§ **SHORT TASK**
Report how many lines below contain the word "currently". Give only the number.

§ **DATA SUPPLIED**

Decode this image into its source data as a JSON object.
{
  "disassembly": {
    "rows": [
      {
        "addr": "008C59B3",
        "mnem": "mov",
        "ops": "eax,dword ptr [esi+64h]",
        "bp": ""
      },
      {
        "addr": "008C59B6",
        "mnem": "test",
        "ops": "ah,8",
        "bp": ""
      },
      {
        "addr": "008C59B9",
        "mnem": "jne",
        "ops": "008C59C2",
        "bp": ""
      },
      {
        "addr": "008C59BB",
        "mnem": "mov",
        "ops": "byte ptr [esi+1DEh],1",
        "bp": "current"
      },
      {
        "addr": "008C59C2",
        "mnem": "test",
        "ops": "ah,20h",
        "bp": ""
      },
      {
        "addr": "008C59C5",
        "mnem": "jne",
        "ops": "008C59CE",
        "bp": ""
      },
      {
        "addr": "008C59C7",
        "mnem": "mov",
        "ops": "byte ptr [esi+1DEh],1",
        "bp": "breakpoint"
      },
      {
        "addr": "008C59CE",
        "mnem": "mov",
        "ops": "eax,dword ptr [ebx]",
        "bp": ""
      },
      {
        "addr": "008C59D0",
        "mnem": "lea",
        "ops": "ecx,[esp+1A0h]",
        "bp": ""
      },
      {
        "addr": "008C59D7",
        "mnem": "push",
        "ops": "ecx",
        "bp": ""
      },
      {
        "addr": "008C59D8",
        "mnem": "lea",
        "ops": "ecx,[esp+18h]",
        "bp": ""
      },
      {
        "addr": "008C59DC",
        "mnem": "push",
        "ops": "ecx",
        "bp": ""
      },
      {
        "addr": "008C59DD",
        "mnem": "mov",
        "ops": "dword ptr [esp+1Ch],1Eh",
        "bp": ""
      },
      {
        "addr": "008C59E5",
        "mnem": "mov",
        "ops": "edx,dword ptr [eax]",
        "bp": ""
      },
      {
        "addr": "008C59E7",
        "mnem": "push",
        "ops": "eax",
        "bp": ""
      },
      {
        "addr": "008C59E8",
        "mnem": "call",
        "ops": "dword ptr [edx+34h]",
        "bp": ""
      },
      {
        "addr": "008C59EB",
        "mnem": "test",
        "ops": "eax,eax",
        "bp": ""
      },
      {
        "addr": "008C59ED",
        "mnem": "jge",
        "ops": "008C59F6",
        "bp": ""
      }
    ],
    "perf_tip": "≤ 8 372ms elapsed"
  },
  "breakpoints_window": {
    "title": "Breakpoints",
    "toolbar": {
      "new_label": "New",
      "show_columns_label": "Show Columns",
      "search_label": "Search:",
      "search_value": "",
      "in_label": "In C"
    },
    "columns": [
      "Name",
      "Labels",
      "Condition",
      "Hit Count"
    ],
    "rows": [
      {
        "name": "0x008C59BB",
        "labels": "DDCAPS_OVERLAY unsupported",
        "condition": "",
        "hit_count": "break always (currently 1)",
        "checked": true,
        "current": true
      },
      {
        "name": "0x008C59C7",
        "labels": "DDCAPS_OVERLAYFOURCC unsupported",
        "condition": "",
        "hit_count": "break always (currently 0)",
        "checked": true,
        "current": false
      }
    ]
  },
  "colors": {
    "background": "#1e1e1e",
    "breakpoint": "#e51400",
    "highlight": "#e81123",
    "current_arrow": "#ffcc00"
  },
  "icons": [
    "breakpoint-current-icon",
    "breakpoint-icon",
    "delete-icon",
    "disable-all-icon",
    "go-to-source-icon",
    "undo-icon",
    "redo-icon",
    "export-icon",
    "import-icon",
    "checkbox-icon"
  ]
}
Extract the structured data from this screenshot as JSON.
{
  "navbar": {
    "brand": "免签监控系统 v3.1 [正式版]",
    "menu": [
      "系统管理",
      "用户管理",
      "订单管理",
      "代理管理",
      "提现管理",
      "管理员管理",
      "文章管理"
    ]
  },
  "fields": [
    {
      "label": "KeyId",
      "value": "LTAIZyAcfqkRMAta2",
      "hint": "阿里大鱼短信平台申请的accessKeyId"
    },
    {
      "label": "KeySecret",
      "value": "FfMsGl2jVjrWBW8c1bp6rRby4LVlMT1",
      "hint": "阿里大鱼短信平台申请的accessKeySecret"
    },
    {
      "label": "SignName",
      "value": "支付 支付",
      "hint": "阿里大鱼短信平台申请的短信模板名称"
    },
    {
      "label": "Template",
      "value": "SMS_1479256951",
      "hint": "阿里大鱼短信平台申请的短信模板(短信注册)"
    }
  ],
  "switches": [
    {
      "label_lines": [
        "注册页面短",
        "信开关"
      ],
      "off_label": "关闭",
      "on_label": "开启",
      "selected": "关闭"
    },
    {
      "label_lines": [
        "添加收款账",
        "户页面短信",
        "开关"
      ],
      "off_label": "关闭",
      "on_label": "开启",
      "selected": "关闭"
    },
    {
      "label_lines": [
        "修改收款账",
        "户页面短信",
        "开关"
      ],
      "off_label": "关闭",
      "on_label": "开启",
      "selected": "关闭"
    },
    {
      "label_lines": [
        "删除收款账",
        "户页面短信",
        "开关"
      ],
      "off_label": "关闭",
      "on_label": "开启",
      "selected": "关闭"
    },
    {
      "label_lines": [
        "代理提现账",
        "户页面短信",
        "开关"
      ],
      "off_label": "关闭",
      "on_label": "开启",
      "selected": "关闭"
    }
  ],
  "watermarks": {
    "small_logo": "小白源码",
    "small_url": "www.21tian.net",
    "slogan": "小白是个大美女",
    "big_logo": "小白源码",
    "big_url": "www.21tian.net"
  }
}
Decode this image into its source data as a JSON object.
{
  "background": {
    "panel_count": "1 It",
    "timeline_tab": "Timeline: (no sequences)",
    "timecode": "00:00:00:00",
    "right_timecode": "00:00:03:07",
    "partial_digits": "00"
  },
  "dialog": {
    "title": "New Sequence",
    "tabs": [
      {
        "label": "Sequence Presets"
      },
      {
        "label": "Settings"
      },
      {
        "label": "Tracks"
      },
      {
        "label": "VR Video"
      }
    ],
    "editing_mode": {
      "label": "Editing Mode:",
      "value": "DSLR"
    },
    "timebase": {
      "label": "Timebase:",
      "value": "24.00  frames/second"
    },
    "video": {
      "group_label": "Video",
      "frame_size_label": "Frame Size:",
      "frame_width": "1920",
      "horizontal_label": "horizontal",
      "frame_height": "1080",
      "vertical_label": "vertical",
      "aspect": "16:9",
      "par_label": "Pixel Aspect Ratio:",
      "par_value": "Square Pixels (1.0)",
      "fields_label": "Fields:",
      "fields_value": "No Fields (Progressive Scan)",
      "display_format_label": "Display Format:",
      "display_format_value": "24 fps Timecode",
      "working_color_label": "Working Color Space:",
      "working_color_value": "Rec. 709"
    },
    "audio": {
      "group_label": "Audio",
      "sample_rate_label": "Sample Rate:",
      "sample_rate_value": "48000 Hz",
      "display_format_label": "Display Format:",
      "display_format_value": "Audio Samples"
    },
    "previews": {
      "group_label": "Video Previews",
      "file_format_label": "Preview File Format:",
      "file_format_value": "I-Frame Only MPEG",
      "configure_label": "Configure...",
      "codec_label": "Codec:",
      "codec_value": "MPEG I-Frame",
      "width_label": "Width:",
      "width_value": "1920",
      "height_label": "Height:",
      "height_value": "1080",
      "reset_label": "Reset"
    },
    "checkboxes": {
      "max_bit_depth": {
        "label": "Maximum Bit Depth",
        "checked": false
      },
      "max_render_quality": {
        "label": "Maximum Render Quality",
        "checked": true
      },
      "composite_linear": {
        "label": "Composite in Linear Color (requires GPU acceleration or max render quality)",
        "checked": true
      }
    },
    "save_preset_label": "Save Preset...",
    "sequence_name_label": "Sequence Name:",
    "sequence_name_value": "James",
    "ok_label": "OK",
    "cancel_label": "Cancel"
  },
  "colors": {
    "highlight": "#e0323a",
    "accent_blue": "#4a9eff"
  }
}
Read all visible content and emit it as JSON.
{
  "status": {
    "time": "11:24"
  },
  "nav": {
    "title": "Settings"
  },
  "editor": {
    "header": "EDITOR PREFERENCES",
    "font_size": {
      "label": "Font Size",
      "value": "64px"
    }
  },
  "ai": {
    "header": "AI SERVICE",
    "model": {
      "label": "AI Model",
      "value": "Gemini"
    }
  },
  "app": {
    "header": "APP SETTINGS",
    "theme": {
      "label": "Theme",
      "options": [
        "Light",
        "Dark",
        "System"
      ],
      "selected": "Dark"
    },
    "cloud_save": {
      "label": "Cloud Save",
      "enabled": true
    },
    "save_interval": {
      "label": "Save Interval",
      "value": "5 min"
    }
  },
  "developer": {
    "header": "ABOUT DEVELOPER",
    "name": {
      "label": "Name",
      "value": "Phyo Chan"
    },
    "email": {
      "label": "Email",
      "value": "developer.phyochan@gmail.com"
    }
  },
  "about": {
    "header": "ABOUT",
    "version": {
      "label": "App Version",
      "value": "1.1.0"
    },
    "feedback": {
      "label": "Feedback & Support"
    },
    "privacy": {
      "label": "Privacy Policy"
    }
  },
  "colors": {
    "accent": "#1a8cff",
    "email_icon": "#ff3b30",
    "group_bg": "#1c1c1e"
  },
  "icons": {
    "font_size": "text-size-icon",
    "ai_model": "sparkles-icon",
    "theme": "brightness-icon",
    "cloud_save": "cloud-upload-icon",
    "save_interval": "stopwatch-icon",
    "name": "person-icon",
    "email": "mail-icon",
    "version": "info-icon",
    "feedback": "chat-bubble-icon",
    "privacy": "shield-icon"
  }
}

§ **COMPLETE RESPONSE**
2